* **Task description**: From the entries below, extract every line that includes the word "page".
====== Data to process
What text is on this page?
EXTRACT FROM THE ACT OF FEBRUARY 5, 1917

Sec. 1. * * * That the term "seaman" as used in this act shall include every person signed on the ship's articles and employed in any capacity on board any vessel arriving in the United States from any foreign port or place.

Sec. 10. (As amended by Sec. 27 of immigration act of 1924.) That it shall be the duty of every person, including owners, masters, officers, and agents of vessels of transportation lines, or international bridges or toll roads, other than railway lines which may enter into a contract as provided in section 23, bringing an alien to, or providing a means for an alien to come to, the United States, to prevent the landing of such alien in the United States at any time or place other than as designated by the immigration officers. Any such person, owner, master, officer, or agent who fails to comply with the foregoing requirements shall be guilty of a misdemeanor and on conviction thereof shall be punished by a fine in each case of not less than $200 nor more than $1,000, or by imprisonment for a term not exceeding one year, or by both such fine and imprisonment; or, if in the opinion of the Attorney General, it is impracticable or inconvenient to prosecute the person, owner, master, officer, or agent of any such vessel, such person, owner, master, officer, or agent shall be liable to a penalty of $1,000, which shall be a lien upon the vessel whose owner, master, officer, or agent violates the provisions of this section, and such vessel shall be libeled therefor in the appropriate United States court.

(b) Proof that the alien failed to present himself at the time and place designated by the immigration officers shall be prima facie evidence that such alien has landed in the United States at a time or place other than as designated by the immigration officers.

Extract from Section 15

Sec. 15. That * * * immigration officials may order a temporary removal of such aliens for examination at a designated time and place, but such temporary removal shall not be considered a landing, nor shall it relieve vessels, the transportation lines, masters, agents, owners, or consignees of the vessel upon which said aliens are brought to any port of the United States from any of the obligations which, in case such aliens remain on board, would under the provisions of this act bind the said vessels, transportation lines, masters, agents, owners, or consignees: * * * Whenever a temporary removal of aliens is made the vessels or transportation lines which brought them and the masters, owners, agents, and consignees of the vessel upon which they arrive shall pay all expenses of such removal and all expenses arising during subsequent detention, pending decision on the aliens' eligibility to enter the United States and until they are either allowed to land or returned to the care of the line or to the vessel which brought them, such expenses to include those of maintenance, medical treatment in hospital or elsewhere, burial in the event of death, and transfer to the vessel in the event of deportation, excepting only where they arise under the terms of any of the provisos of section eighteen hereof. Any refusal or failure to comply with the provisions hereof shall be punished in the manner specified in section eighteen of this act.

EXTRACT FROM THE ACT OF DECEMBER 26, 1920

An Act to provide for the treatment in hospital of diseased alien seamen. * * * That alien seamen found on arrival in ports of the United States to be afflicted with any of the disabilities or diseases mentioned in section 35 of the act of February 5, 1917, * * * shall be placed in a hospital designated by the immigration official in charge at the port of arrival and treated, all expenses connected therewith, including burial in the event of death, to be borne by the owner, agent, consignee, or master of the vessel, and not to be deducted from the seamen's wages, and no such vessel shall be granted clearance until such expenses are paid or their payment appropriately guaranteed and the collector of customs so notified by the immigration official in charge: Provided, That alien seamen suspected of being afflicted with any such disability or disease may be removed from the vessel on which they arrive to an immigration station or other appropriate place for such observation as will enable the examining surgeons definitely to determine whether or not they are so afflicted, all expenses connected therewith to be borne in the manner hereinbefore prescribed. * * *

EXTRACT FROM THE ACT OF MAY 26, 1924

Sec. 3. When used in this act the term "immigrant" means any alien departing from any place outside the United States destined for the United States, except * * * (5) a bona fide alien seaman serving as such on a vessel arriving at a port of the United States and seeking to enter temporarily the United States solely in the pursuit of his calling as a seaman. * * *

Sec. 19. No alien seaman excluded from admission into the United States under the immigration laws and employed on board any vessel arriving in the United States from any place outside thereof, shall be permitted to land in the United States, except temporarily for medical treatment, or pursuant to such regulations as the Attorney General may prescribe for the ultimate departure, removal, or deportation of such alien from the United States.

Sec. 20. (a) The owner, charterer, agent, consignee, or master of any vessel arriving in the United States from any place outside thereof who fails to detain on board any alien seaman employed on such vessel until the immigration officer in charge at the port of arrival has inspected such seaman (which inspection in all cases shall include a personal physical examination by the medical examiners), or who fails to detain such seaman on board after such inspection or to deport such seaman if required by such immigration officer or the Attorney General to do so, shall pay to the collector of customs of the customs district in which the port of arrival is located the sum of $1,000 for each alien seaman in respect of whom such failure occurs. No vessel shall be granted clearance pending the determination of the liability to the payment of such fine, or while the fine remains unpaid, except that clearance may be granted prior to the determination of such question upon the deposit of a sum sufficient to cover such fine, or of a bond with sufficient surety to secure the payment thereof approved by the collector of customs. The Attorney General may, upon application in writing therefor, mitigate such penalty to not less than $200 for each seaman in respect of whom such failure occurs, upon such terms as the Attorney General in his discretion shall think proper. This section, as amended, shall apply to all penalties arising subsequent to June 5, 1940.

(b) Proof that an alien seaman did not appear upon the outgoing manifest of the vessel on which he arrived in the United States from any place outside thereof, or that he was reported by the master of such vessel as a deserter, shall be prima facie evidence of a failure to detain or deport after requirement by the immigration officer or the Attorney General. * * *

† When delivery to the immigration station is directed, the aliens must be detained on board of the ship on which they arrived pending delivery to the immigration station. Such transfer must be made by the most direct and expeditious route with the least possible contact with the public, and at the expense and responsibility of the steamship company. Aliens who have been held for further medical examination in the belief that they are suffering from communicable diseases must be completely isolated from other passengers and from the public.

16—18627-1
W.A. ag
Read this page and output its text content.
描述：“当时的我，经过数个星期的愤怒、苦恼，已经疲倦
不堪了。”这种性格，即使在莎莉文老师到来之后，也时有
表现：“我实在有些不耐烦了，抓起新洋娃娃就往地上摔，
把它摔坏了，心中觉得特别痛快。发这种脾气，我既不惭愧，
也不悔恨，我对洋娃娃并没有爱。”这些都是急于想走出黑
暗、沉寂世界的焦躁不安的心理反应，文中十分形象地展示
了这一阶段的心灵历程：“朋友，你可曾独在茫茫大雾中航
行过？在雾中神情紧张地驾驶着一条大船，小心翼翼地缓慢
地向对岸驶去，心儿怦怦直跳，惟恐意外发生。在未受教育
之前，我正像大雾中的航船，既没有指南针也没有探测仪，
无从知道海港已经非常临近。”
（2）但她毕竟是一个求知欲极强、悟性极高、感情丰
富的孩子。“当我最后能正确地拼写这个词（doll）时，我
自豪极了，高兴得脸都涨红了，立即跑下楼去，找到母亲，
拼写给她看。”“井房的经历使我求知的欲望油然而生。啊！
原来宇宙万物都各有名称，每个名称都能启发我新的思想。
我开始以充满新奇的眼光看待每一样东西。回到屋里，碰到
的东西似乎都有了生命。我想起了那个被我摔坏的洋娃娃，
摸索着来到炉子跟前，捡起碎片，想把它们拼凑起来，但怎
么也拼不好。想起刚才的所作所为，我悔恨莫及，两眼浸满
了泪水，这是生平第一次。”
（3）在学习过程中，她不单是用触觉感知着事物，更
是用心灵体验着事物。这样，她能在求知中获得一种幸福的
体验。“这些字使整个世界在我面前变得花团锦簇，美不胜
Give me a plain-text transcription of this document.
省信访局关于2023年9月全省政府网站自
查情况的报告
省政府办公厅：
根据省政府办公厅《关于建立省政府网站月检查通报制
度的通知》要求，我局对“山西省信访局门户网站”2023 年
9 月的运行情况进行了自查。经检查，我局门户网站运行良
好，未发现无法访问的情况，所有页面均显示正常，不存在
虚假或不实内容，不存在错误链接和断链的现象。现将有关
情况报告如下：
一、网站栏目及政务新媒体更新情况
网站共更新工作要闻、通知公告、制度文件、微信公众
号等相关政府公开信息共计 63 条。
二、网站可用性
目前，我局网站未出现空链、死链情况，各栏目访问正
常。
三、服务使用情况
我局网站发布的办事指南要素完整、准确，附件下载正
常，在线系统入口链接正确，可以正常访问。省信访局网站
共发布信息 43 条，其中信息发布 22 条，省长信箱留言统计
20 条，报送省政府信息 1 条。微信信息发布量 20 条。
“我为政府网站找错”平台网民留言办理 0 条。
============
* **The reply**:
What text is on this page?
Read this page and output its text content.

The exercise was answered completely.